Aim of the task
Repeat, exactly and completely, the material that follows. Omit the pictures.

Record excerpts
======

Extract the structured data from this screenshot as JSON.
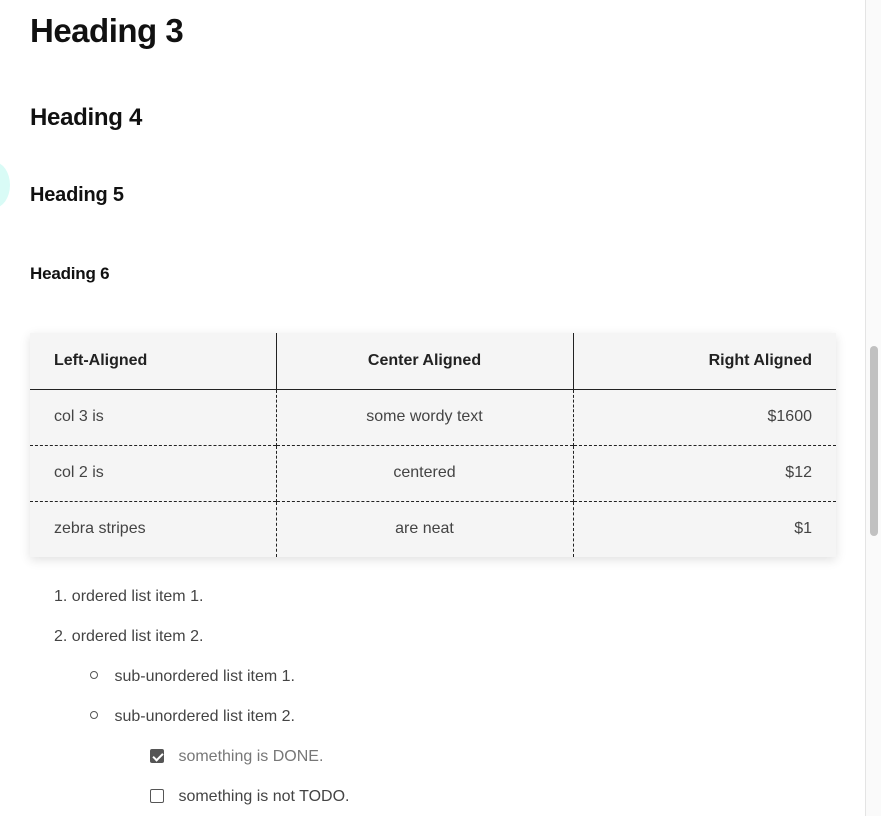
{
  "headings": {
    "h3": "Heading 3",
    "h4": "Heading 4",
    "h5": "Heading 5",
    "h6": "Heading 6"
  },
  "table": {
    "headers": [
      "Left-Aligned",
      "Center Aligned",
      "Right Aligned"
    ],
    "rows": [
      [
        "col 3 is",
        "some wordy text",
        "$1600"
      ],
      [
        "col 2 is",
        "centered",
        "$12"
      ],
      [
        "zebra stripes",
        "are neat",
        "$1"
      ]
    ]
  },
  "ordered_list": {
    "items": [
      {
        "marker": "1.",
        "text": "ordered list item 1."
      },
      {
        "marker": "2.",
        "text": "ordered list item 2."
      }
    ]
  },
  "unordered_list": {
    "items": [
      {
        "text": "sub-unordered list item 1."
      },
      {
        "text": "sub-unordered list item 2."
      }
    ]
  },
  "task_list": {
    "items": [
      {
        "text": "something is DONE.",
        "checked": true
      },
      {
        "text": "something is not TODO.",
        "checked": false
      }
    ]
  },
  "colors": {
    "table_background": "#f5f5f5",
    "decoration_circle": "#d9fbf6"
  }
}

======

Exercise output
Extract the structured data from this screenshot as JSON.
{
  "headings": {
    "h3": "Heading 3",
    "h4": "Heading 4",
    "h5": "Heading 5",
    "h6": "Heading 6"
  },
  "table": {
    "headers": [
      "Left-Aligned",
      "Center Aligned",
      "Right Aligned"
    ],
    "rows": [
      [
        "col 3 is",
        "some wordy text",
        "$1600"
      ],
      [
        "col 2 is",
        "centered",
        "$12"
      ],
      [
        "zebra stripes",
        "are neat",
        "$1"
      ]
    ]
  },
  "ordered_list": {
    "items": [
      {
        "marker": "1.",
        "text": "ordered list item 1."
      },
      {
        "marker": "2.",
        "text": "ordered list item 2."
      }
    ]
  },
  "unordered_list": {
    "items": [
      {
        "text": "sub-unordered list item 1."
      },
      {
        "text": "sub-unordered list item 2."
      }
    ]
  },
  "task_list": {
    "items": [
      {
        "text": "something is DONE.",
        "checked": true
      },
      {
        "text": "something is not TODO.",
        "checked": false
      }
    ]
  },
  "colors": {
    "table_background": "#f5f5f5",
    "decoration_circle": "#d9fbf6"
  }
}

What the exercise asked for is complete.